• **Job**
Locate all lines with the word "Erik" and copy them out.

• **Working data**
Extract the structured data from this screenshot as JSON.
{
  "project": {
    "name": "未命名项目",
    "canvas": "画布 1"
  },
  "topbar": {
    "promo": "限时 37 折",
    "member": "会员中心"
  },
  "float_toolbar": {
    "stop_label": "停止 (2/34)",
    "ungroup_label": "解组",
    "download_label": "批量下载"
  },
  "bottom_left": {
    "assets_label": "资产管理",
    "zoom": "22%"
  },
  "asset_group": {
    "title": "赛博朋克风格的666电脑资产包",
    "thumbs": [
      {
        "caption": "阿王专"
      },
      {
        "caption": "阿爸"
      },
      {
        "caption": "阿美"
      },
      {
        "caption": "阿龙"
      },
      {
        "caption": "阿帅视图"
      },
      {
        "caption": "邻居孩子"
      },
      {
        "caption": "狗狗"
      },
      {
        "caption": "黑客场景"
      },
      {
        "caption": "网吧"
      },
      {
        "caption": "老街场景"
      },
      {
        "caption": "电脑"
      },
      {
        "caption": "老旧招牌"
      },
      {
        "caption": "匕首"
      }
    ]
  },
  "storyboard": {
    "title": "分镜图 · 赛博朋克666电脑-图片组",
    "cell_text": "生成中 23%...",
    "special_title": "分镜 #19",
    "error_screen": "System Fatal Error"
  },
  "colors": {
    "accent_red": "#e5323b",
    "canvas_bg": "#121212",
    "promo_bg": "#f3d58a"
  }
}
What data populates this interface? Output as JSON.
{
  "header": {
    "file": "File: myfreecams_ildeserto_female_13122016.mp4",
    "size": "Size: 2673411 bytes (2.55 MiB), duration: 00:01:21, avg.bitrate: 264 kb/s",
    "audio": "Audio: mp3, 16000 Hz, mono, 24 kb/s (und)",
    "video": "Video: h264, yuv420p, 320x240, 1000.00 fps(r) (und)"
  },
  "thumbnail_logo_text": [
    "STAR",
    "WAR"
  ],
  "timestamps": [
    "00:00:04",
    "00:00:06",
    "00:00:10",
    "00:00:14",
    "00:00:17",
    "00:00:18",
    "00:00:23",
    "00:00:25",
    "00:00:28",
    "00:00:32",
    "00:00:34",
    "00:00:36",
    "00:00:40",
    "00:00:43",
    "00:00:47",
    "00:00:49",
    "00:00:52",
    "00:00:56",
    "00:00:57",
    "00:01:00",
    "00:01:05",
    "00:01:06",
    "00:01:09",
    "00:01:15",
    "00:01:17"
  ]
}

--

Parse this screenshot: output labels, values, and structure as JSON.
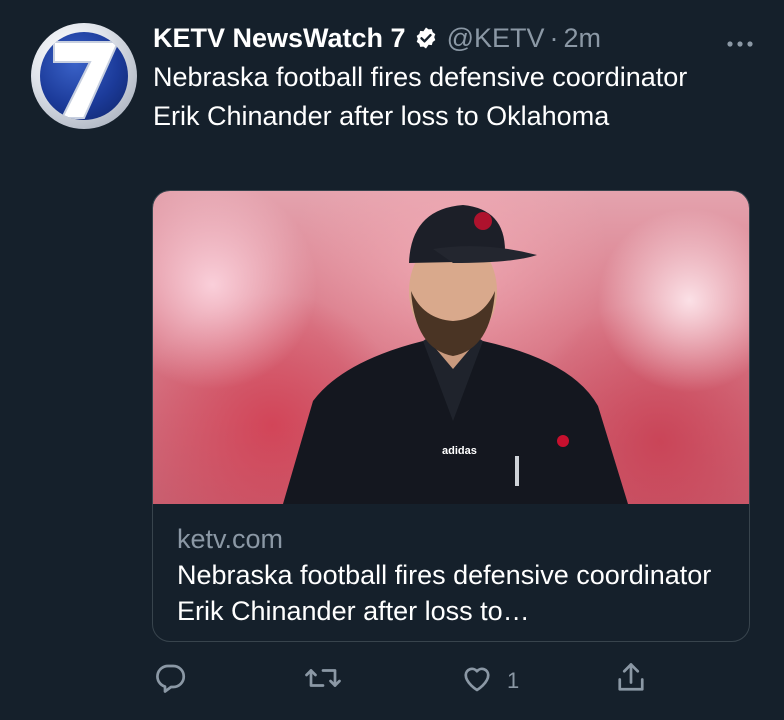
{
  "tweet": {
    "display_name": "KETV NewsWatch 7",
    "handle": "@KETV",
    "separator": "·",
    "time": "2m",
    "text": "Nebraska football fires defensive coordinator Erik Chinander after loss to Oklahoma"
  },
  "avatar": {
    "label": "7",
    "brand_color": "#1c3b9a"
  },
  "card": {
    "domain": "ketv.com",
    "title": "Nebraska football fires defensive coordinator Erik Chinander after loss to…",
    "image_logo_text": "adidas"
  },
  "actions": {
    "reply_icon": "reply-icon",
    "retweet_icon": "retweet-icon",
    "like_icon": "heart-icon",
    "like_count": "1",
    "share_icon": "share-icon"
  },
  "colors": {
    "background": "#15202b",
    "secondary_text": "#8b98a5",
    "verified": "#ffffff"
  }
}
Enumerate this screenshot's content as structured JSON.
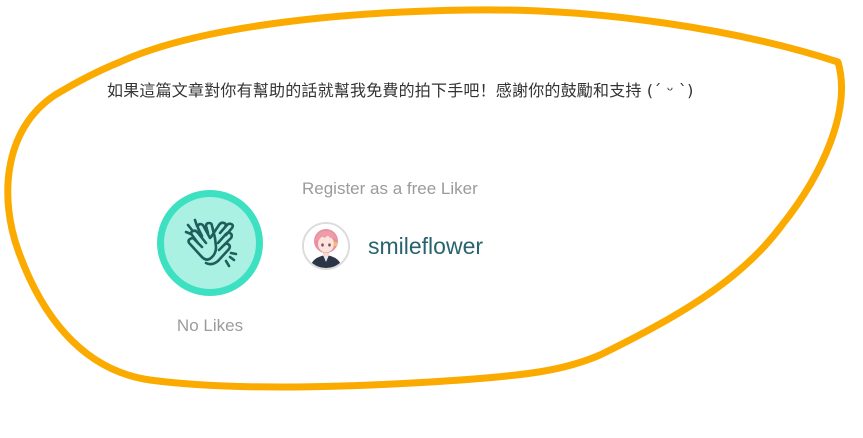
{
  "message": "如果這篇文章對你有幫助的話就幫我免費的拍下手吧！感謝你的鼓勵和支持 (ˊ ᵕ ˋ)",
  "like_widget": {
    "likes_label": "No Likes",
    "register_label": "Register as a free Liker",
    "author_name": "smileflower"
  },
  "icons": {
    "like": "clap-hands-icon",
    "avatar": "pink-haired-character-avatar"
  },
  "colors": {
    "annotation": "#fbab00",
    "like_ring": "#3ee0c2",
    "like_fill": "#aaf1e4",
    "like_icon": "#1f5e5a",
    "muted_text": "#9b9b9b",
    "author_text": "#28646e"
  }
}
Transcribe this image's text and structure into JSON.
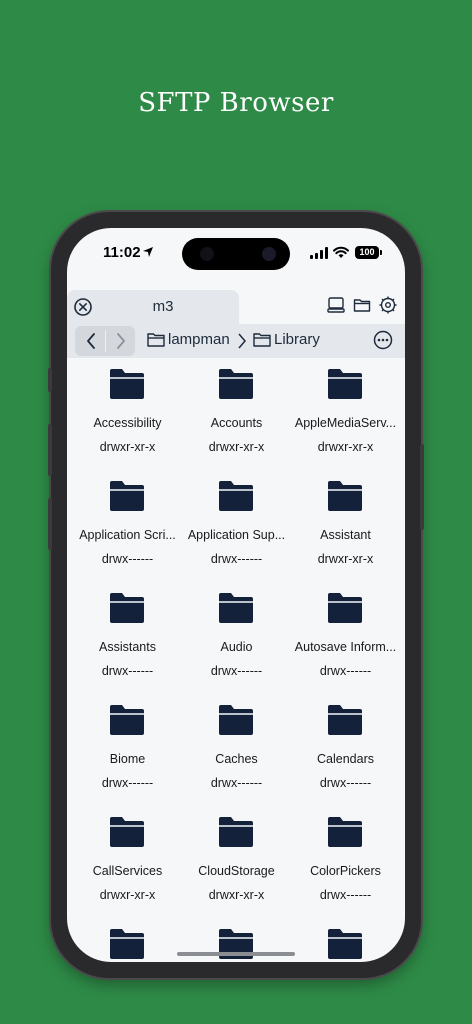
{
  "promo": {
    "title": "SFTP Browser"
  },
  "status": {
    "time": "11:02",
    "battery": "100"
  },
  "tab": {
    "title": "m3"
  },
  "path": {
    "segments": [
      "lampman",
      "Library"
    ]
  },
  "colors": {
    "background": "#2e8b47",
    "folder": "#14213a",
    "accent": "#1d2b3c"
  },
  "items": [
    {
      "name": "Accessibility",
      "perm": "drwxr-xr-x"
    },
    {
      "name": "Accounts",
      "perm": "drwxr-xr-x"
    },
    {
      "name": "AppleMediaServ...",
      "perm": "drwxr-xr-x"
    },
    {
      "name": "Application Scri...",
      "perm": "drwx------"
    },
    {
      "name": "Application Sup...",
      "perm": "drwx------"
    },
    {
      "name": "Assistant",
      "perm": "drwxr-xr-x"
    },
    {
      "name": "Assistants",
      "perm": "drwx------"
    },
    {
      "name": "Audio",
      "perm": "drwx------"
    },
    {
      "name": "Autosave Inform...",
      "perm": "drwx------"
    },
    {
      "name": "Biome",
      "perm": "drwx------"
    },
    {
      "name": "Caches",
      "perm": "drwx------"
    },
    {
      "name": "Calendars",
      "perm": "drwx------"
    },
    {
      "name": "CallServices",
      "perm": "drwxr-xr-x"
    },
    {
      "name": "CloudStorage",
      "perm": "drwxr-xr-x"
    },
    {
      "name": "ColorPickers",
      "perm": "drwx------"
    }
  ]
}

==

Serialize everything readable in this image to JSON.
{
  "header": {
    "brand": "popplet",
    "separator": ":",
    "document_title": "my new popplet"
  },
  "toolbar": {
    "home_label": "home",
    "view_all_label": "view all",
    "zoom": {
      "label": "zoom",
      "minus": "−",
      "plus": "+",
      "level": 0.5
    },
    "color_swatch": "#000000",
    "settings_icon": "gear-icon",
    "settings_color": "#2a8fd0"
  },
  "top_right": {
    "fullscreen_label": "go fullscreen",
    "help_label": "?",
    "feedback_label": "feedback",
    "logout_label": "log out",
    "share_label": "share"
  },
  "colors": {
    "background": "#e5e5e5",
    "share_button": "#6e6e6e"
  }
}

• **The reply**
    "text": "Nebraska football fires defensive coordinator Erik Chinander after loss to Oklahoma"
    "title": "Nebraska football fires defensive coordinator Erik Chinander after loss to…",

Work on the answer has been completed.